> **EXERCISE INPUT**:
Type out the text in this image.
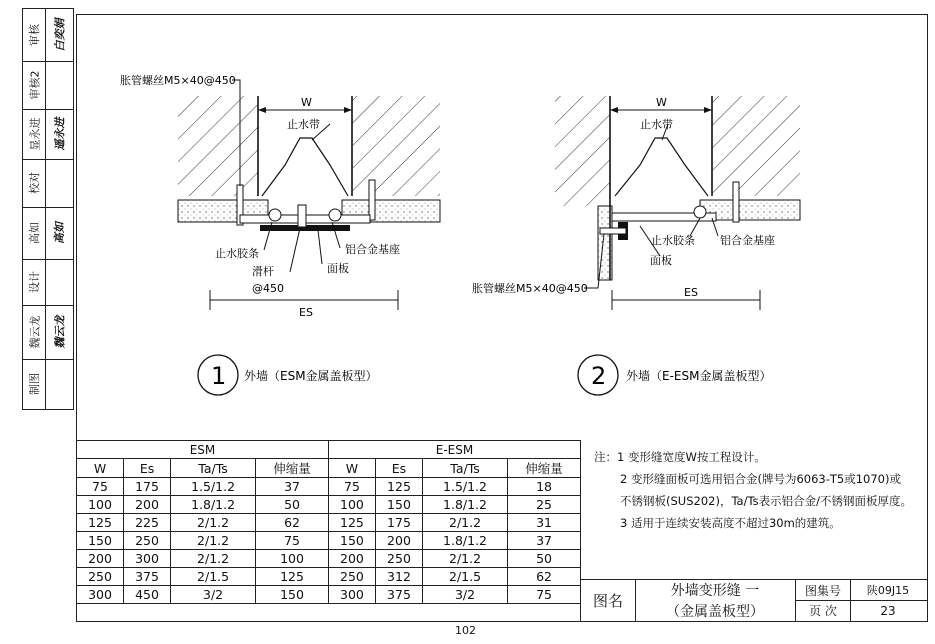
审核 白奕娟
审核2
显永进 遥永进
校对
高如 高如
设计
魏云龙 魏云龙
制图
W
ES
胀管螺丝M5×40@450
止水带
止水胶条	铝合金基座
滑杆
@450
面板
1 外墙（ESM金属盖板型）
W
ES
止水带
止水胶条 铝合金基座
面板
胀管螺丝M5×40@450
2 外墙（E-ESM金属盖板型）
ESM				E-ESM			
W	Es	Ta/Ts	伸缩量	W	Es	Ta/Ts	伸缩量
75	175	1.5/1.2	37	75	125	1.5/1.2	18
100	200	1.8/1.2	50	100	150	1.8/1.2	25
125	225	2/1.2	62	125	175	2/1.2	31
150	250	2/1.2	75	150	200	1.8/1.2	37
200	300	2/1.2	100	200	250	2/1.2	50
250	375	2/1.5	125	250	312	2/1.5	62
300	450	3/2	150	300	375	3/2	75
注：1 变形缝宽度W按工程设计。
2 变形缝面板可选用铝合金(牌号为6063-T5或1070)或
不锈钢板(SUS202)，Ta/Ts表示铝合金/不锈钢面板厚度。
3 适用于连续安装高度不超过30m的建筑。
图名
外墙变形缝 一
（金属盖板型）
图集号	陕09J15
页 次	23
102
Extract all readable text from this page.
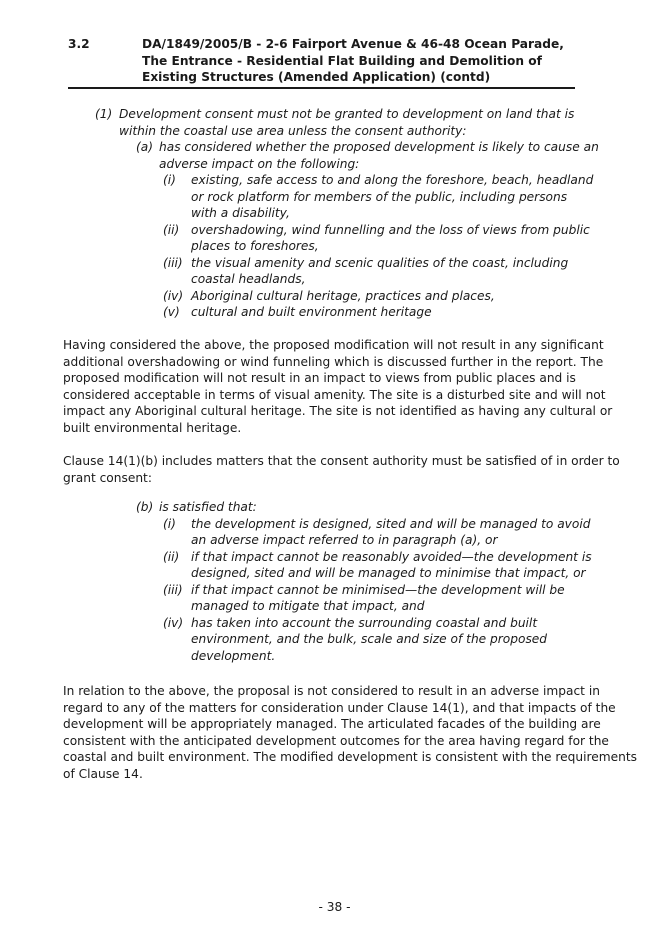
3.2	DA/1849/2005/B - 2-6 Fairport Avenue & 46-48 Ocean Parade, The Entrance - Residential Flat Building and Demolition of Existing Structures (Amended Application) (contd)
(1) Development consent must not be granted to development on land that is
within the coastal use area unless the consent authority:
(a) has considered whether the proposed development is likely to cause an
adverse impact on the following:
(i) existing, safe access to and along the foreshore, beach, headland
or rock platform for members of the public, including persons
with a disability,
(ii) overshadowing, wind funnelling and the loss of views from public
places to foreshores,
(iii) the visual amenity and scenic qualities of the coast, including
coastal headlands,
(iv) Aboriginal cultural heritage, practices and places,
(v) cultural and built environment heritage
Having considered the above, the proposed modification will not result in any significant
additional overshadowing or wind funneling which is discussed further in the report. The
proposed modification will not result in an impact to views from public places and is
considered acceptable in terms of visual amenity. The site is a disturbed site and will not
impact any Aboriginal cultural heritage. The site is not identified as having any cultural or
built environmental heritage.
Clause 14(1)(b) includes matters that the consent authority must be satisfied of in order to
grant consent:
(b) is satisfied that:
(i) the development is designed, sited and will be managed to avoid
an adverse impact referred to in paragraph (a), or
(ii) if that impact cannot be reasonably avoided—the development is
designed, sited and will be managed to minimise that impact, or
(iii) if that impact cannot be minimised—the development will be
managed to mitigate that impact, and
(iv) has taken into account the surrounding coastal and built
environment, and the bulk, scale and size of the proposed
development.
In relation to the above, the proposal is not considered to result in an adverse impact in
regard to any of the matters for consideration under Clause 14(1), and that impacts of the
development will be appropriately managed. The articulated facades of the building are
consistent with the anticipated development outcomes for the area having regard for the
coastal and built environment. The modified development is consistent with the requirements
of Clause 14.
- 38 -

> **GOAL**: Copy out all the data exactly; skip the pictures.

> **RESULT OF THE TASK**:
Type out the text in this image.
审核 白奕娟
审核2
显永进 遥永进
校对
高如 高如
设计
魏云龙 魏云龙
制图
W
ES
胀管螺丝M5×40@450
止水带
止水胶条	铝合金基座
滑杆
@450
面板
1 外墙（ESM金属盖板型）
W
ES
止水带
止水胶条 铝合金基座
面板
胀管螺丝M5×40@450
2 外墙（E-ESM金属盖板型）
ESM				E-ESM			
W	Es	Ta/Ts	伸缩量	W	Es	Ta/Ts	伸缩量
75	175	1.5/1.2	37	75	125	1.5/1.2	18
100	200	1.8/1.2	50	100	150	1.8/1.2	25
125	225	2/1.2	62	125	175	2/1.2	31
150	250	2/1.2	75	150	200	1.8/1.2	37
200	300	2/1.2	100	200	250	2/1.2	50
250	375	2/1.5	125	250	312	2/1.5	62
300	450	3/2	150	300	375	3/2	75
注：1 变形缝宽度W按工程设计。
2 变形缝面板可选用铝合金(牌号为6063-T5或1070)或
不锈钢板(SUS202)，Ta/Ts表示铝合金/不锈钢面板厚度。
3 适用于连续安装高度不超过30m的建筑。
图名
外墙变形缝 一
（金属盖板型）
图集号	陕09J15
页 次	23
102
Extract all readable text from this page.
3.2	DA/1849/2005/B - 2-6 Fairport Avenue & 46-48 Ocean Parade, The Entrance - Residential Flat Building and Demolition of Existing Structures (Amended Application) (contd)
(1) Development consent must not be granted to development on land that is
within the coastal use area unless the consent authority:
(a) has considered whether the proposed development is likely to cause an
adverse impact on the following:
(i) existing, safe access to and along the foreshore, beach, headland
or rock platform for members of the public, including persons
with a disability,
(ii) overshadowing, wind funnelling and the loss of views from public
places to foreshores,
(iii) the visual amenity and scenic qualities of the coast, including
coastal headlands,
(iv) Aboriginal cultural heritage, practices and places,
(v) cultural and built environment heritage
Having considered the above, the proposed modification will not result in any significant
additional overshadowing or wind funneling which is discussed further in the report. The
proposed modification will not result in an impact to views from public places and is
considered acceptable in terms of visual amenity. The site is a disturbed site and will not
impact any Aboriginal cultural heritage. The site is not identified as having any cultural or
built environmental heritage.
Clause 14(1)(b) includes matters that the consent authority must be satisfied of in order to
grant consent:
(b) is satisfied that:
(i) the development is designed, sited and will be managed to avoid
an adverse impact referred to in paragraph (a), or
(ii) if that impact cannot be reasonably avoided—the development is
designed, sited and will be managed to minimise that impact, or
(iii) if that impact cannot be minimised—the development will be
managed to mitigate that impact, and
(iv) has taken into account the surrounding coastal and built
environment, and the bulk, scale and size of the proposed
development.
In relation to the above, the proposal is not considered to result in an adverse impact in
regard to any of the matters for consideration under Clause 14(1), and that impacts of the
development will be appropriately managed. The articulated facades of the building are
consistent with the anticipated development outcomes for the area having regard for the
coastal and built environment. The modified development is consistent with the requirements
of Clause 14.
- 38 -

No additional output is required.